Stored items
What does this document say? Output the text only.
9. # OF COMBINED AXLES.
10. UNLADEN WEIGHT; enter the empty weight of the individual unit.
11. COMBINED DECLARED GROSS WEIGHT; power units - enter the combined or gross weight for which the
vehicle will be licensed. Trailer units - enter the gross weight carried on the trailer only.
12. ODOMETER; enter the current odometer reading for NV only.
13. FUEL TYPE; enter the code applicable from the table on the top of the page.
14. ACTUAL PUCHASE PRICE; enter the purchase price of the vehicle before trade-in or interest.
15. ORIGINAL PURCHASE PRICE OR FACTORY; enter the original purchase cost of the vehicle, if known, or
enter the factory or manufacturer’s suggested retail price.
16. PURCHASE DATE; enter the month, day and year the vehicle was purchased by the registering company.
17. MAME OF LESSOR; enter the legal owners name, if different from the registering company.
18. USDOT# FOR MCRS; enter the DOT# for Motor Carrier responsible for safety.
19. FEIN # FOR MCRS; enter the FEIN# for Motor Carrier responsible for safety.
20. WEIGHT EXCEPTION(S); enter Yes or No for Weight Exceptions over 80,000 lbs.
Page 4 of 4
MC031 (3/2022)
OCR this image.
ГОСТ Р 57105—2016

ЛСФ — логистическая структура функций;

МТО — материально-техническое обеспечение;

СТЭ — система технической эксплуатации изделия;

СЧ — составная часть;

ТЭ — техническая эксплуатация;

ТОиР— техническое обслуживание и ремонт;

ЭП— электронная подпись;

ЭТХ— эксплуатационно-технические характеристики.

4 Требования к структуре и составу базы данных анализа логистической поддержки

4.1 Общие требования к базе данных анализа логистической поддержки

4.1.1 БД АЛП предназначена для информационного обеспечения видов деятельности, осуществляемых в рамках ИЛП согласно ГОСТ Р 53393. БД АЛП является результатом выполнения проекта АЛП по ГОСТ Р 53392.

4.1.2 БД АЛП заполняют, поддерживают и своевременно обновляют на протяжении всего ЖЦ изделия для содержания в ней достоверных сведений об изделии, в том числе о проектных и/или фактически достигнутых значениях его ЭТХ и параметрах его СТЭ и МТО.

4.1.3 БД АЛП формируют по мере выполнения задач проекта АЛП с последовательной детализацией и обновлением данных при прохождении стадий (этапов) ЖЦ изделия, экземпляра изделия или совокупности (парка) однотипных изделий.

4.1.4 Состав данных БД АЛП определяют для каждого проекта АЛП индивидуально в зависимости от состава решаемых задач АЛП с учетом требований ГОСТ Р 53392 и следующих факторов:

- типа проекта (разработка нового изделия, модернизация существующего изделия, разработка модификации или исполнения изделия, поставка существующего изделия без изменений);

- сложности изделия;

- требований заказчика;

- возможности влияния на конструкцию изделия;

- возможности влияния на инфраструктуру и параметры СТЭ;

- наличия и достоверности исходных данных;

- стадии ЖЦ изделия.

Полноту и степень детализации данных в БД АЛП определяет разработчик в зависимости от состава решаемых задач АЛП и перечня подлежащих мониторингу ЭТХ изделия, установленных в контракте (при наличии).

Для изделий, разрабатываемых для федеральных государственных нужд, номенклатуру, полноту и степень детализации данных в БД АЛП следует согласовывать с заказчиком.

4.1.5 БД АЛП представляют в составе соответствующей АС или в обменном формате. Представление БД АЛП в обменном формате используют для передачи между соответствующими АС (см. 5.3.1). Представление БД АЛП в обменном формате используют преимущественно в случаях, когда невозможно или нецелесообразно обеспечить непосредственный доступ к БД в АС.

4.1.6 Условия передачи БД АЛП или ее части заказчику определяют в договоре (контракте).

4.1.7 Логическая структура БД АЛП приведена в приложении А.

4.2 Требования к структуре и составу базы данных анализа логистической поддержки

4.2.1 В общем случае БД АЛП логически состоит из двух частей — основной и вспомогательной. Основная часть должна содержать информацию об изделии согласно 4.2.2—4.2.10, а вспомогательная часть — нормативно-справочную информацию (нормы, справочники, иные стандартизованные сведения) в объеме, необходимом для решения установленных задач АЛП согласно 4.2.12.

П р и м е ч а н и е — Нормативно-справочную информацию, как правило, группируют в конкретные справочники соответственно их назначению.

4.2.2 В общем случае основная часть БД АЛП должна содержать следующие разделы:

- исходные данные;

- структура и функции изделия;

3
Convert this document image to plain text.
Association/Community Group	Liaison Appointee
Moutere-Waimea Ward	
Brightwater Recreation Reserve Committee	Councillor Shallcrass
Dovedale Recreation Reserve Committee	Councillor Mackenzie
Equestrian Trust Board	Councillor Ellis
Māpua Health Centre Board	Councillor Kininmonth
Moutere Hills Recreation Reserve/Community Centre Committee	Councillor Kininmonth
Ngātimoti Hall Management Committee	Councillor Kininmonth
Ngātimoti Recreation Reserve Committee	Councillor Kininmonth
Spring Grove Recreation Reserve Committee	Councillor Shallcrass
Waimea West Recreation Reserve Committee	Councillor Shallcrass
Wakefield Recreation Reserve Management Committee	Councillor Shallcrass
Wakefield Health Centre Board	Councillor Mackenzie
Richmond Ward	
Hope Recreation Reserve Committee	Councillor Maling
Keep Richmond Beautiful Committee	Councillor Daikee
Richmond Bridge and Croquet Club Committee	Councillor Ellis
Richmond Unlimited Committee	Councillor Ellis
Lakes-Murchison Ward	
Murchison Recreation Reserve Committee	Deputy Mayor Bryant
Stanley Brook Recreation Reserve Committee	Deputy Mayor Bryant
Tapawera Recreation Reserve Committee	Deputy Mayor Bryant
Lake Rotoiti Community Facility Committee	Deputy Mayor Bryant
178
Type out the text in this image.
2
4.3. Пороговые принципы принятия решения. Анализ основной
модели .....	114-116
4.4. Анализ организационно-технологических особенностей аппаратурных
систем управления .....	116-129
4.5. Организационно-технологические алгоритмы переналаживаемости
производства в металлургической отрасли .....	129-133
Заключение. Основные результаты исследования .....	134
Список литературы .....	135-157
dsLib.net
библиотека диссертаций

=== WHAT THE TASK REQUIRES ===
Set all of the entries down again, exactly as they were given.

=== EXPECTED ANSWER ===
What does this document say? Output the text only.
9. # OF COMBINED AXLES.
10. UNLADEN WEIGHT; enter the empty weight of the individual unit.
11. COMBINED DECLARED GROSS WEIGHT; power units - enter the combined or gross weight for which the
vehicle will be licensed. Trailer units - enter the gross weight carried on the trailer only.
12. ODOMETER; enter the current odometer reading for NV only.
13. FUEL TYPE; enter the code applicable from the table on the top of the page.
14. ACTUAL PUCHASE PRICE; enter the purchase price of the vehicle before trade-in or interest.
15. ORIGINAL PURCHASE PRICE OR FACTORY; enter the original purchase cost of the vehicle, if known, or
enter the factory or manufacturer’s suggested retail price.
16. PURCHASE DATE; enter the month, day and year the vehicle was purchased by the registering company.
17. MAME OF LESSOR; enter the legal owners name, if different from the registering company.
18. USDOT# FOR MCRS; enter the DOT# for Motor Carrier responsible for safety.
19. FEIN # FOR MCRS; enter the FEIN# for Motor Carrier responsible for safety.
20. WEIGHT EXCEPTION(S); enter Yes or No for Weight Exceptions over 80,000 lbs.
Page 4 of 4
MC031 (3/2022)
OCR this image.
ГОСТ Р 57105—2016

ЛСФ — логистическая структура функций;

МТО — материально-техническое обеспечение;

СТЭ — система технической эксплуатации изделия;

СЧ — составная часть;

ТЭ — техническая эксплуатация;

ТОиР— техническое обслуживание и ремонт;

ЭП— электронная подпись;

ЭТХ— эксплуатационно-технические характеристики.

4 Требования к структуре и составу базы данных анализа логистической поддержки

4.1 Общие требования к базе данных анализа логистической поддержки

4.1.1 БД АЛП предназначена для информационного обеспечения видов деятельности, осуществляемых в рамках ИЛП согласно ГОСТ Р 53393. БД АЛП является результатом выполнения проекта АЛП по ГОСТ Р 53392.

4.1.2 БД АЛП заполняют, поддерживают и своевременно обновляют на протяжении всего ЖЦ изделия для содержания в ней достоверных сведений об изделии, в том числе о проектных и/или фактически достигнутых значениях его ЭТХ и параметрах его СТЭ и МТО.

4.1.3 БД АЛП формируют по мере выполнения задач проекта АЛП с последовательной детализацией и обновлением данных при прохождении стадий (этапов) ЖЦ изделия, экземпляра изделия или совокупности (парка) однотипных изделий.

4.1.4 Состав данных БД АЛП определяют для каждого проекта АЛП индивидуально в зависимости от состава решаемых задач АЛП с учетом требований ГОСТ Р 53392 и следующих факторов:

- типа проекта (разработка нового изделия, модернизация существующего изделия, разработка модификации или исполнения изделия, поставка существующего изделия без изменений);

- сложности изделия;

- требований заказчика;

- возможности влияния на конструкцию изделия;

- возможности влияния на инфраструктуру и параметры СТЭ;

- наличия и достоверности исходных данных;

- стадии ЖЦ изделия.

Полноту и степень детализации данных в БД АЛП определяет разработчик в зависимости от состава решаемых задач АЛП и перечня подлежащих мониторингу ЭТХ изделия, установленных в контракте (при наличии).

Для изделий, разрабатываемых для федеральных государственных нужд, номенклатуру, полноту и степень детализации данных в БД АЛП следует согласовывать с заказчиком.

4.1.5 БД АЛП представляют в составе соответствующей АС или в обменном формате. Представление БД АЛП в обменном формате используют для передачи между соответствующими АС (см. 5.3.1). Представление БД АЛП в обменном формате используют преимущественно в случаях, когда невозможно или нецелесообразно обеспечить непосредственный доступ к БД в АС.

4.1.6 Условия передачи БД АЛП или ее части заказчику определяют в договоре (контракте).

4.1.7 Логическая структура БД АЛП приведена в приложении А.

4.2 Требования к структуре и составу базы данных анализа логистической поддержки

4.2.1 В общем случае БД АЛП логически состоит из двух частей — основной и вспомогательной. Основная часть должна содержать информацию об изделии согласно 4.2.2—4.2.10, а вспомогательная часть — нормативно-справочную информацию (нормы, справочники, иные стандартизованные сведения) в объеме, необходимом для решения установленных задач АЛП согласно 4.2.12.

П р и м е ч а н и е — Нормативно-справочную информацию, как правило, группируют в конкретные справочники соответственно их назначению.

4.2.2 В общем случае основная часть БД АЛП должна содержать следующие разделы:

- исходные данные;

- структура и функции изделия;

3
Convert this document image to plain text.
Association/Community Group	Liaison Appointee
Moutere-Waimea Ward	
Brightwater Recreation Reserve Committee	Councillor Shallcrass
Dovedale Recreation Reserve Committee	Councillor Mackenzie
Equestrian Trust Board	Councillor Ellis
Māpua Health Centre Board	Councillor Kininmonth
Moutere Hills Recreation Reserve/Community Centre Committee	Councillor Kininmonth
Ngātimoti Hall Management Committee	Councillor Kininmonth
Ngātimoti Recreation Reserve Committee	Councillor Kininmonth
Spring Grove Recreation Reserve Committee	Councillor Shallcrass
Waimea West Recreation Reserve Committee	Councillor Shallcrass
Wakefield Recreation Reserve Management Committee	Councillor Shallcrass
Wakefield Health Centre Board	Councillor Mackenzie
Richmond Ward	
Hope Recreation Reserve Committee	Councillor Maling
Keep Richmond Beautiful Committee	Councillor Daikee
Richmond Bridge and Croquet Club Committee	Councillor Ellis
Richmond Unlimited Committee	Councillor Ellis
Lakes-Murchison Ward	
Murchison Recreation Reserve Committee	Deputy Mayor Bryant
Stanley Brook Recreation Reserve Committee	Deputy Mayor Bryant
Tapawera Recreation Reserve Committee	Deputy Mayor Bryant
Lake Rotoiti Community Facility Committee	Deputy Mayor Bryant
178
Type out the text in this image.
2
4.3. Пороговые принципы принятия решения. Анализ основной
модели .....	114-116
4.4. Анализ организационно-технологических особенностей аппаратурных
систем управления .....	116-129
4.5. Организационно-технологические алгоритмы переналаживаемости
производства в металлургической отрасли .....	129-133
Заключение. Основные результаты исследования .....	134
Список литературы .....	135-157
dsLib.net
библиотека диссертаций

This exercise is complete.